- **Work to be completed**:
Reproduce, word for word, the stretch of the passage on leading change from "Clearly, one of" through "failure of leaders.".

- **Reading passage**:

>> start

Clearly, one of the biggest challenges facing organizations today is implementing change effectively. However, it’s widely accepted that only 30% of changes are successful. We know that change implementation is one of the most important roles of leadership, so the combination of these two points suggests that we should question what we’ve learned about leadership in wrestling with the challenges of change.
A widely accepted mindset is based on two assumptions: that behavior and changes in behavior can be planned and that processes can be consistent and controlled. These assumptions point to a leader-centric approach. But research on change failure shows that little emphasis is placed on the importance of the change leaders’ role, while a major cause of change failure can be attributed to the failure of leaders.
Perhaps this is because typical leadership development builds leaders’ capability to solve problems – not on their ability to deal with ambiguity, paradoxes, and dilemmas. Yet these are exactly the things that are central to the process of change.
I recently collaborated in an international research study to explore the question, “What makes change work?” Thirty leaders in 30 organizations were asked to tell their stories about both successful and unsuccessful changes. After analyzing 70 such stories, we identified four leadership behavior types, which we then related to the relative success of the change initiatives.
Results of our study revealed that the combination of these practices explained around 50% of the variance in change success. We also found that traditional leader-centric behaviors (problem-solving, etc.) were associated with failed change attempts. Therefore, we should be training leaders to practice all these behaviors to succeed in leading change.

>> end

- **Given data**:
>> start

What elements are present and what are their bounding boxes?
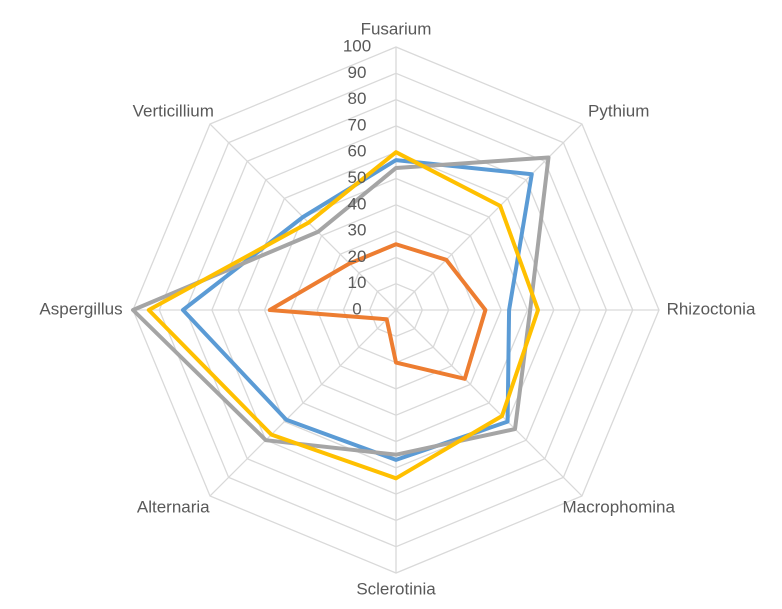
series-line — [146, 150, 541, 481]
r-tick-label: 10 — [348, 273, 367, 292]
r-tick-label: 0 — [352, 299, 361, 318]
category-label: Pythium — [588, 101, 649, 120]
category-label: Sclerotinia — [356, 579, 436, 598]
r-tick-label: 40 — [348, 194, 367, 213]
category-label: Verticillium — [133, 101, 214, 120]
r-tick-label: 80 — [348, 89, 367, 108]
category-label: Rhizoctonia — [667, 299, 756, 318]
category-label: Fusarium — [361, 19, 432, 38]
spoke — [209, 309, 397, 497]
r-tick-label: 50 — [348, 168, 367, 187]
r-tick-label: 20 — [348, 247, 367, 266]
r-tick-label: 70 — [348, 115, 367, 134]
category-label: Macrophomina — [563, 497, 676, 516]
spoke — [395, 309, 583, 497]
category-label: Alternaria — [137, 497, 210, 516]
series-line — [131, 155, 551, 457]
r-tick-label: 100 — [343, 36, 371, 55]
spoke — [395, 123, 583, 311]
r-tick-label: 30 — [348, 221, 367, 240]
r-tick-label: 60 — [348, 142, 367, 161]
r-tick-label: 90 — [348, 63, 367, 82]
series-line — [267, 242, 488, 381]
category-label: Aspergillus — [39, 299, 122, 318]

>> end
>> start

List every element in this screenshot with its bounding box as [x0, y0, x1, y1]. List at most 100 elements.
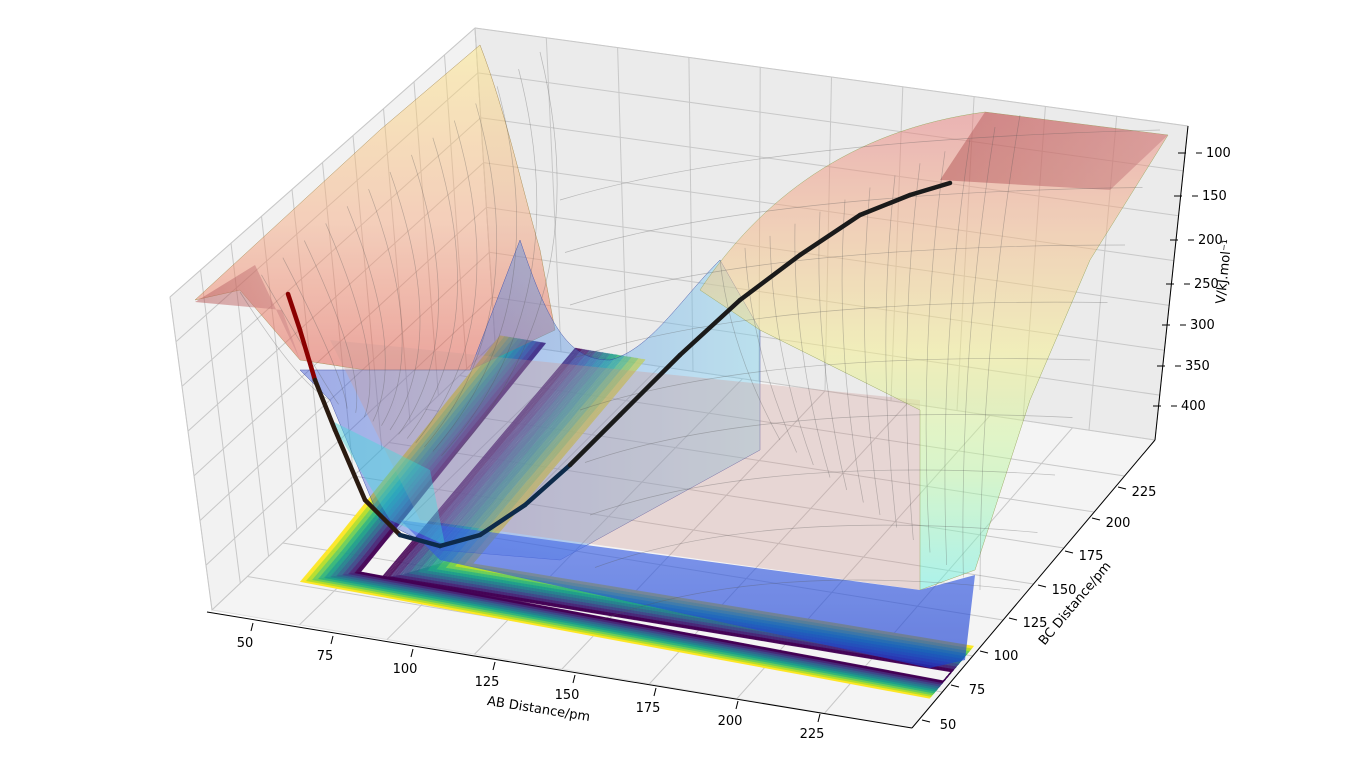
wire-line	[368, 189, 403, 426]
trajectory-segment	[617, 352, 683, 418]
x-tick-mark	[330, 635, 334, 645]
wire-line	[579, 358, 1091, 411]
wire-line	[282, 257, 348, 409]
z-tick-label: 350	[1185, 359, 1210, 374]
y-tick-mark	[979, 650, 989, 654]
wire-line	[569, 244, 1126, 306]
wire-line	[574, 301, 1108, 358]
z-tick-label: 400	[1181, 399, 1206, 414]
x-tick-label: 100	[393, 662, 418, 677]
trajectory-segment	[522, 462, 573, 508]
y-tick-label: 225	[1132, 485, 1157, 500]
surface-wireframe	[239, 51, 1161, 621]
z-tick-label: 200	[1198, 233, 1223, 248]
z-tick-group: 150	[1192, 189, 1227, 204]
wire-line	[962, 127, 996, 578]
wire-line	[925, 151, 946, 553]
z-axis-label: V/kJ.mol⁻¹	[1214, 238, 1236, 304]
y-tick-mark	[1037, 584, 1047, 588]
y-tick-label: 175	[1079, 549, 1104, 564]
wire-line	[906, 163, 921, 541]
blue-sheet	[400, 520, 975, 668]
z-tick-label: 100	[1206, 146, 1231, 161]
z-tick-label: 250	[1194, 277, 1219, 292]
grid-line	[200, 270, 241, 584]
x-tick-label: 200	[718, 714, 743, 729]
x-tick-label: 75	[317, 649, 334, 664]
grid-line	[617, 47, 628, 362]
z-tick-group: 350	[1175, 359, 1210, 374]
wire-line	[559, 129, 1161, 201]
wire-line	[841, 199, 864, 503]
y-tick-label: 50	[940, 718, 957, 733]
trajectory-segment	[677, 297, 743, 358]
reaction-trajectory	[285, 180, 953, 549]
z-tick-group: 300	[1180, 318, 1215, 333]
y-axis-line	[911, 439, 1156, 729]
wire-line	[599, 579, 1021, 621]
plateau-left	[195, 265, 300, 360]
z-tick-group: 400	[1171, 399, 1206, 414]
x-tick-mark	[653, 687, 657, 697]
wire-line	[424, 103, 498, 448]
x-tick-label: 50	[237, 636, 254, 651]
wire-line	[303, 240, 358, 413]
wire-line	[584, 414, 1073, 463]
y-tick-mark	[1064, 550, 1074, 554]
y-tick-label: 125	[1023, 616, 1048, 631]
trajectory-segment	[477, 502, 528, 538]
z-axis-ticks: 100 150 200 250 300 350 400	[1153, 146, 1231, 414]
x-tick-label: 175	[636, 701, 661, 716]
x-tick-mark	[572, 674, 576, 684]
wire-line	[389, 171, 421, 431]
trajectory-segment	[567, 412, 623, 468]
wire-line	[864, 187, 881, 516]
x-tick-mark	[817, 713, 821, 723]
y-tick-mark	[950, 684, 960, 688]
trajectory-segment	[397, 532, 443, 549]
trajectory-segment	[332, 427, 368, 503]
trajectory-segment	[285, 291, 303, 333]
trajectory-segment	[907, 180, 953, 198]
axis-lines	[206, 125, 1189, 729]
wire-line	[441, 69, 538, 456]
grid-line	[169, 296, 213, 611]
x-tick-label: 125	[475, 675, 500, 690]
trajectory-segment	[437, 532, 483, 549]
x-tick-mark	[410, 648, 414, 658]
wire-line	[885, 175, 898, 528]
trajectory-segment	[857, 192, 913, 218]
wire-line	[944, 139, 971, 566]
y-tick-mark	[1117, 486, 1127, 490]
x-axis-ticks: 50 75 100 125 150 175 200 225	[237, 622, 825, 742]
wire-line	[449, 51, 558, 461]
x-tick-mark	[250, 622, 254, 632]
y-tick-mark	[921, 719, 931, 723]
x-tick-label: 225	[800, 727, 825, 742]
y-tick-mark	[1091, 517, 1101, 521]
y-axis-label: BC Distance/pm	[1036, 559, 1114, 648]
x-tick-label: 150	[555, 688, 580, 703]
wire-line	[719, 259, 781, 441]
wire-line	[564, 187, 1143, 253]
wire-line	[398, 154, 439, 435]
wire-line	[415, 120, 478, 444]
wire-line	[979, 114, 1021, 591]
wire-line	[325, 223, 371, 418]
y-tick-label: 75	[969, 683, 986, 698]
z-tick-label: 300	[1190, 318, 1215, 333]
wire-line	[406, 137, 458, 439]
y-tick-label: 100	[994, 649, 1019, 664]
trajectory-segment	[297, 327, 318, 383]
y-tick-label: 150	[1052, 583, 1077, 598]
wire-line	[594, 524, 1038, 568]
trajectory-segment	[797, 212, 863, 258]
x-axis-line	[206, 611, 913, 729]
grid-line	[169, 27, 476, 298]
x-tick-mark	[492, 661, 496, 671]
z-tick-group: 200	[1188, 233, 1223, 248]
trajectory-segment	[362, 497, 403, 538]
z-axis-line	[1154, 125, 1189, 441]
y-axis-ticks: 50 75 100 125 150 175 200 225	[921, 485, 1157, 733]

>> end

- **Response to this exercise**:
Clearly, one of the biggest challenges facing organizations today is implementing change effectively. However, it’s widely accepted that only 30% of changes are successful. We know that change implementation is one of the most important roles of leadership, so the combination of these two points suggests that we should question what we’ve learned about leadership in wrestling with the challenges of change.
A widely accepted mindset is based on two assumptions: that behavior and changes in behavior can be planned and that processes can be consistent and controlled. These assumptions point to a leader-centric approach. But research on change failure shows that little emphasis is placed on the importance of the change leaders’ role, while a major cause of change failure can be attributed to the failure of leaders.